Task to complete: Switch every "legend-label" in the records below to "legend-text", and write out all the lines again with nothing else changed.

Supplied data:

********

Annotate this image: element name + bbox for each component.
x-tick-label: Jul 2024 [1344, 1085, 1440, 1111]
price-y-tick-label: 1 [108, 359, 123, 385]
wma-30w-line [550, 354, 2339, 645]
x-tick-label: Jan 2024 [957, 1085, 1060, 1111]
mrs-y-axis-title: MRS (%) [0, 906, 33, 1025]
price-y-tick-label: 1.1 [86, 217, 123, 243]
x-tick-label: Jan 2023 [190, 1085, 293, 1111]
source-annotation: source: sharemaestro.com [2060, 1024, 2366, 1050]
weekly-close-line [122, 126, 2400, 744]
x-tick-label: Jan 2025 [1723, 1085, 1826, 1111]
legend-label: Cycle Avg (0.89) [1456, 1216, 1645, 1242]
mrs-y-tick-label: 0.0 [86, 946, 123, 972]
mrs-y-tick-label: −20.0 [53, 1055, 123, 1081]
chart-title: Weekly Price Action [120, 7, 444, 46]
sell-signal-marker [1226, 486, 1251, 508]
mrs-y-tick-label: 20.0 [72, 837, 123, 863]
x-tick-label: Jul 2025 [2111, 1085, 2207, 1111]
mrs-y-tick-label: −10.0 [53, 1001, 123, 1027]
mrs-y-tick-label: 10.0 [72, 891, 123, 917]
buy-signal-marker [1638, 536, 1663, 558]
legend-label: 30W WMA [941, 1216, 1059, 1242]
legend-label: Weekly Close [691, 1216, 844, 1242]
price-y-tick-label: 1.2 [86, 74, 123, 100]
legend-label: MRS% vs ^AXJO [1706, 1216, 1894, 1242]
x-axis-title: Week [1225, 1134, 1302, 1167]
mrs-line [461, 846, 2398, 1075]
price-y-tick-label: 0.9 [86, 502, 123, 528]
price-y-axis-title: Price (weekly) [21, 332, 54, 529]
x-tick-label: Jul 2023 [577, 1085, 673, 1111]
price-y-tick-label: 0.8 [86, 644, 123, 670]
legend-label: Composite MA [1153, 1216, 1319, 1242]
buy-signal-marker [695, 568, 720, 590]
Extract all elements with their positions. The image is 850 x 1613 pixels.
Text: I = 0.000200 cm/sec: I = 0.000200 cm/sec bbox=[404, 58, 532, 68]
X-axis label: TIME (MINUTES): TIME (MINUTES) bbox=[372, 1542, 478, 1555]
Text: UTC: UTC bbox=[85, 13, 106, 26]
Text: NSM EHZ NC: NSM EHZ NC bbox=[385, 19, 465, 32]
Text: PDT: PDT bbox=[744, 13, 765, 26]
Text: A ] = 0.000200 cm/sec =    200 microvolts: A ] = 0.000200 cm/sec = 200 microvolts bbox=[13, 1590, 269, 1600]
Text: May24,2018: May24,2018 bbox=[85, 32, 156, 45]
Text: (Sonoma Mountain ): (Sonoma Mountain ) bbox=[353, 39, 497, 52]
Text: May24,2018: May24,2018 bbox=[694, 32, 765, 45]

********

Output for this task:
Annotate this image: element name + bbox for each component.
x-tick-label: Jul 2024 [1344, 1085, 1440, 1111]
price-y-tick-label: 1 [108, 359, 123, 385]
wma-30w-line [550, 354, 2339, 645]
x-tick-label: Jan 2024 [957, 1085, 1060, 1111]
mrs-y-axis-title: MRS (%) [0, 906, 33, 1025]
price-y-tick-label: 1.1 [86, 217, 123, 243]
x-tick-label: Jan 2023 [190, 1085, 293, 1111]
source-annotation: source: sharemaestro.com [2060, 1024, 2366, 1050]
weekly-close-line [122, 126, 2400, 744]
x-tick-label: Jan 2025 [1723, 1085, 1826, 1111]
legend-text: Cycle Avg (0.89) [1456, 1216, 1645, 1242]
mrs-y-tick-label: 0.0 [86, 946, 123, 972]
mrs-y-tick-label: −20.0 [53, 1055, 123, 1081]
chart-title: Weekly Price Action [120, 7, 444, 46]
sell-signal-marker [1226, 486, 1251, 508]
mrs-y-tick-label: 20.0 [72, 837, 123, 863]
x-tick-label: Jul 2025 [2111, 1085, 2207, 1111]
mrs-y-tick-label: −10.0 [53, 1001, 123, 1027]
mrs-y-tick-label: 10.0 [72, 891, 123, 917]
buy-signal-marker [1638, 536, 1663, 558]
legend-text: 30W WMA [941, 1216, 1059, 1242]
legend-text: Weekly Close [691, 1216, 844, 1242]
price-y-tick-label: 1.2 [86, 74, 123, 100]
legend-text: MRS% vs ^AXJO [1706, 1216, 1894, 1242]
x-axis-title: Week [1225, 1134, 1302, 1167]
mrs-line [461, 846, 2398, 1075]
price-y-tick-label: 0.9 [86, 502, 123, 528]
price-y-axis-title: Price (weekly) [21, 332, 54, 529]
x-tick-label: Jul 2023 [577, 1085, 673, 1111]
price-y-tick-label: 0.8 [86, 644, 123, 670]
legend-text: Composite MA [1153, 1216, 1319, 1242]
buy-signal-marker [695, 568, 720, 590]
Extract all elements with their positions. The image is 850 x 1613 pixels.
Text: I = 0.000200 cm/sec: I = 0.000200 cm/sec bbox=[404, 58, 532, 68]
X-axis label: TIME (MINUTES): TIME (MINUTES) bbox=[372, 1542, 478, 1555]
Text: UTC: UTC bbox=[85, 13, 106, 26]
Text: NSM EHZ NC: NSM EHZ NC bbox=[385, 19, 465, 32]
Text: PDT: PDT bbox=[744, 13, 765, 26]
Text: A ] = 0.000200 cm/sec =    200 microvolts: A ] = 0.000200 cm/sec = 200 microvolts bbox=[13, 1590, 269, 1600]
Text: May24,2018: May24,2018 bbox=[85, 32, 156, 45]
Text: (Sonoma Mountain ): (Sonoma Mountain ) bbox=[353, 39, 497, 52]
Text: May24,2018: May24,2018 bbox=[694, 32, 765, 45]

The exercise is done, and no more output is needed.